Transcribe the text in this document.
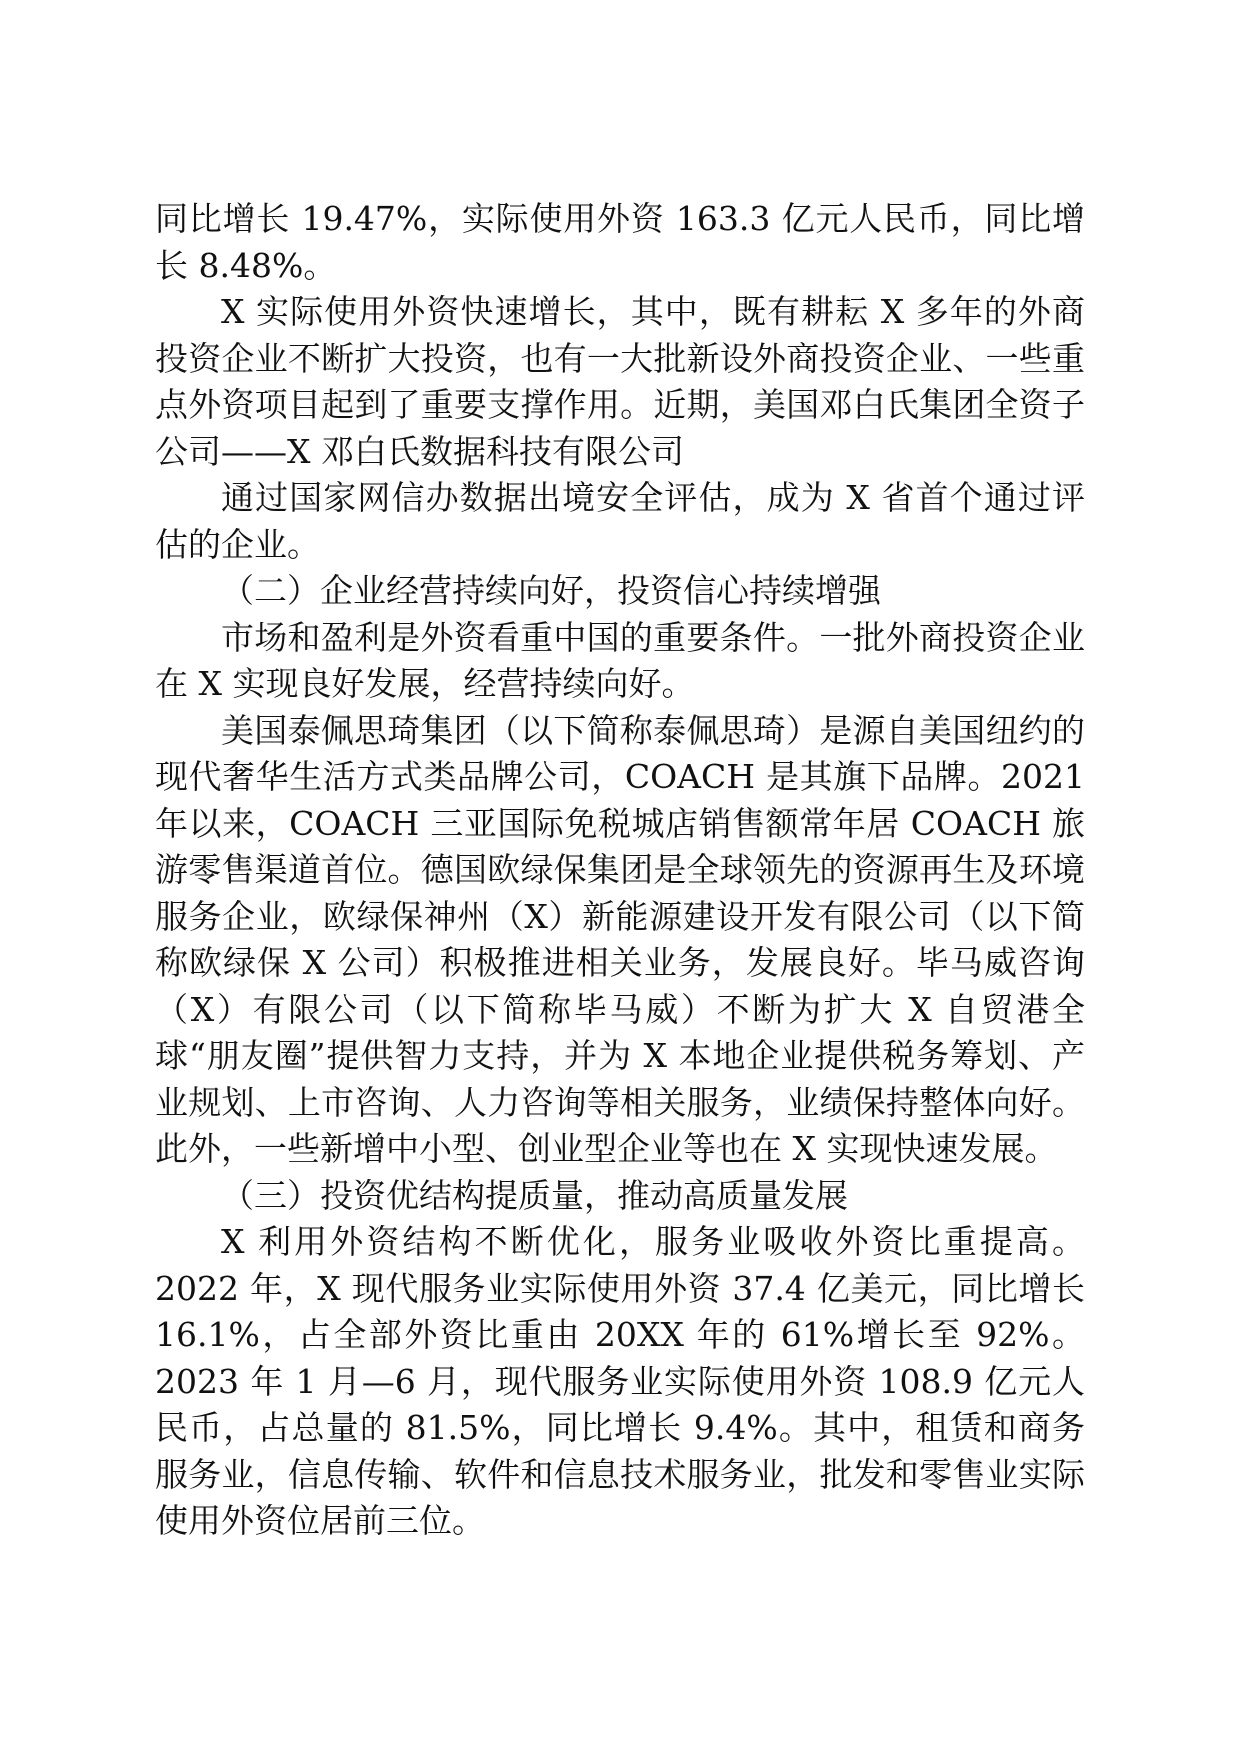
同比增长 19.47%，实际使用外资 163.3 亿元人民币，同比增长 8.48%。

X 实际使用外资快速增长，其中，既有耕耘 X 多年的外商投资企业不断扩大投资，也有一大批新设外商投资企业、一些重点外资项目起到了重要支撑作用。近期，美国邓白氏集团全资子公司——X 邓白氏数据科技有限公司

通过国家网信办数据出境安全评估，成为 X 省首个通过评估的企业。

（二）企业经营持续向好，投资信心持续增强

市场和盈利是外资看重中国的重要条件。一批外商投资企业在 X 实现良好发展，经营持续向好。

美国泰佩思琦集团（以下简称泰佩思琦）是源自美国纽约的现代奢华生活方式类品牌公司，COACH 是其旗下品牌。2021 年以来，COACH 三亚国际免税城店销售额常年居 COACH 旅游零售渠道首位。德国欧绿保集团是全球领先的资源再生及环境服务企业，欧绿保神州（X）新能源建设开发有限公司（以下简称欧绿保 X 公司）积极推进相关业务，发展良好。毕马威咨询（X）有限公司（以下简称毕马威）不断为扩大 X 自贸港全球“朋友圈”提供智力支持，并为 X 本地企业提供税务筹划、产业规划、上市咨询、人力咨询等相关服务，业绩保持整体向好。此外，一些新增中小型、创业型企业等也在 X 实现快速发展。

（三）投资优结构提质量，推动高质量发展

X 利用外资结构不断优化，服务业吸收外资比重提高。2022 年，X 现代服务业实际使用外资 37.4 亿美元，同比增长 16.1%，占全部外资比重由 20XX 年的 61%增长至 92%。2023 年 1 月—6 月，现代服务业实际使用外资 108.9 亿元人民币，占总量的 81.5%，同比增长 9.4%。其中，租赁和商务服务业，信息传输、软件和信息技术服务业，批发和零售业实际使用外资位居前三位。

====

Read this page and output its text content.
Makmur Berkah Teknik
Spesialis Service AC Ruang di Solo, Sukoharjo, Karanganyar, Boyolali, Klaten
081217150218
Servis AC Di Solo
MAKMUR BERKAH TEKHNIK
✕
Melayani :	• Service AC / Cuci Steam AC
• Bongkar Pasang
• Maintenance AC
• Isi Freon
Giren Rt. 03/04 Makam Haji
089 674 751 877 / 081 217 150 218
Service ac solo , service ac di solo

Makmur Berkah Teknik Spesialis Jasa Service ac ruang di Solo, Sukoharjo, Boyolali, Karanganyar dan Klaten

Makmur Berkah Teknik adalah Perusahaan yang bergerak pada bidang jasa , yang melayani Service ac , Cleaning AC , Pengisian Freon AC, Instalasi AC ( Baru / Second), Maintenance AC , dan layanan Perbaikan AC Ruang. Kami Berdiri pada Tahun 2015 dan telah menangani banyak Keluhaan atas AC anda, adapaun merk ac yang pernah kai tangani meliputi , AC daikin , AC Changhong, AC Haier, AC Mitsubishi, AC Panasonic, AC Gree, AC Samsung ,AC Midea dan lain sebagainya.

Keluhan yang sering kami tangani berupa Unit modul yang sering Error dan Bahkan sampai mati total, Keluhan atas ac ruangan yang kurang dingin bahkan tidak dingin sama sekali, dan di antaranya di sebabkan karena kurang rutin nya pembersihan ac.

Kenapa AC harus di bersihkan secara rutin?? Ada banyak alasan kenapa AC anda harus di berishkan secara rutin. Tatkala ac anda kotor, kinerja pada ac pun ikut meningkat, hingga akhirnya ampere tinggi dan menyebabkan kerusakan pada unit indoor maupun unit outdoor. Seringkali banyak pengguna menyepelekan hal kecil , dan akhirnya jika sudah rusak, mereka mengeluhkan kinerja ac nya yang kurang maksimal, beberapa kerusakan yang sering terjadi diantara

====

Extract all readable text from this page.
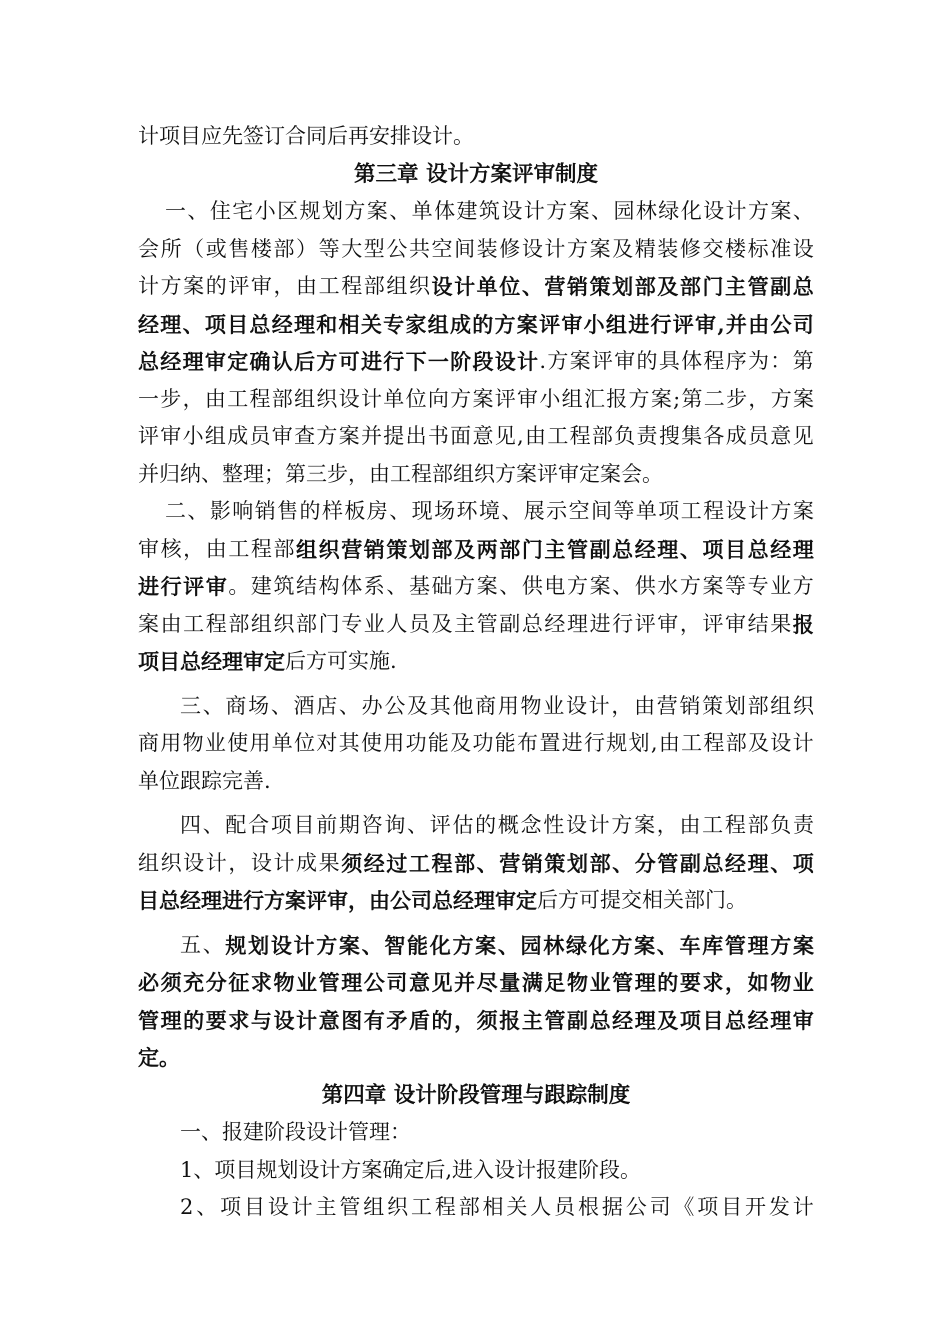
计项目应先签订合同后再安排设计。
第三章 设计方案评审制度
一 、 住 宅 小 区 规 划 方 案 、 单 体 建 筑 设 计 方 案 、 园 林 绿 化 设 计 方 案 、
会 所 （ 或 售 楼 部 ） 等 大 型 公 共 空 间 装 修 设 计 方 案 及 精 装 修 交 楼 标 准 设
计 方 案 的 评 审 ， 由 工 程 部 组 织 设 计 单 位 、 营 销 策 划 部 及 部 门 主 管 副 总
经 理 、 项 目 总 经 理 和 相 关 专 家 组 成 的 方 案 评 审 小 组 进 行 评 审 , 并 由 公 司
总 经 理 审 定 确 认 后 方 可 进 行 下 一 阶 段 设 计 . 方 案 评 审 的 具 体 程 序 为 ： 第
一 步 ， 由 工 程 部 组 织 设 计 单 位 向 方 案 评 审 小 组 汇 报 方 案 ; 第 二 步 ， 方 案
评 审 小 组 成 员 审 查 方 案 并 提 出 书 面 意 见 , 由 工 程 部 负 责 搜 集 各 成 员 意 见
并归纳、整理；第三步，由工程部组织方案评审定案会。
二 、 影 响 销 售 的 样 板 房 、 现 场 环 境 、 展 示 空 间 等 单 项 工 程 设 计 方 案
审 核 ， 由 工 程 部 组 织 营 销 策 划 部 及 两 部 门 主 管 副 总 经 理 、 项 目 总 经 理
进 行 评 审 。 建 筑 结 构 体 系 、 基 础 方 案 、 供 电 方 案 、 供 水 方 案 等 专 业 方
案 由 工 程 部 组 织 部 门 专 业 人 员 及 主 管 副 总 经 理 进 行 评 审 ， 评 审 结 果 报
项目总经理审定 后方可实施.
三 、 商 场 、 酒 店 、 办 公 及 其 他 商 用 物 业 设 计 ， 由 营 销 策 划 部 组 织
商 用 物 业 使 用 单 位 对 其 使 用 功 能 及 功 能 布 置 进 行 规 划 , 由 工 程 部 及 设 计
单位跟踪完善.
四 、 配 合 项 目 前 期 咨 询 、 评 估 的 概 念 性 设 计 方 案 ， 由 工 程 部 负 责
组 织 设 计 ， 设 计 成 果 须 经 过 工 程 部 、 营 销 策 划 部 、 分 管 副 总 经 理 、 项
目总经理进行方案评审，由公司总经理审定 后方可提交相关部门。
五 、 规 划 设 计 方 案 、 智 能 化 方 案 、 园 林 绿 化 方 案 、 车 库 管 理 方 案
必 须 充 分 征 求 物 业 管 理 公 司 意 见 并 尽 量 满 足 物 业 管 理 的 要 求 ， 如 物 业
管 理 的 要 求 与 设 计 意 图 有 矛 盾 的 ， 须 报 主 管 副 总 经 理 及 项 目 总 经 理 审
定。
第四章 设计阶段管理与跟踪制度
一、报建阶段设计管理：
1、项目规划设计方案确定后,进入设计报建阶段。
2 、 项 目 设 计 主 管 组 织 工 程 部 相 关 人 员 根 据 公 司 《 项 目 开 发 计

====

From the listing above, pick out each line where the word "Teknik" appears.

Makmur Berkah Teknik
Makmur Berkah Teknik Spesialis Jasa Service ac ruang di Solo, Sukoharjo, Boyolali, Karanganyar dan Klaten
Makmur Berkah Teknik adalah Perusahaan yang bergerak pada bidang jasa , yang melayani Service ac , Cleaning AC , Pengisian Freon AC, Instalasi AC ( Baru / Second), Maintenance AC , dan layanan Perbaikan AC Ruang. Kami Berdiri pada Tahun 2015 dan telah menangani banyak Keluhaan atas AC anda, adapaun merk ac yang pernah kai tangani meliputi , AC daikin , AC Changhong, AC Haier, AC Mitsubishi, AC Panasonic, AC Gree, AC Samsung ,AC Midea dan lain sebagainya.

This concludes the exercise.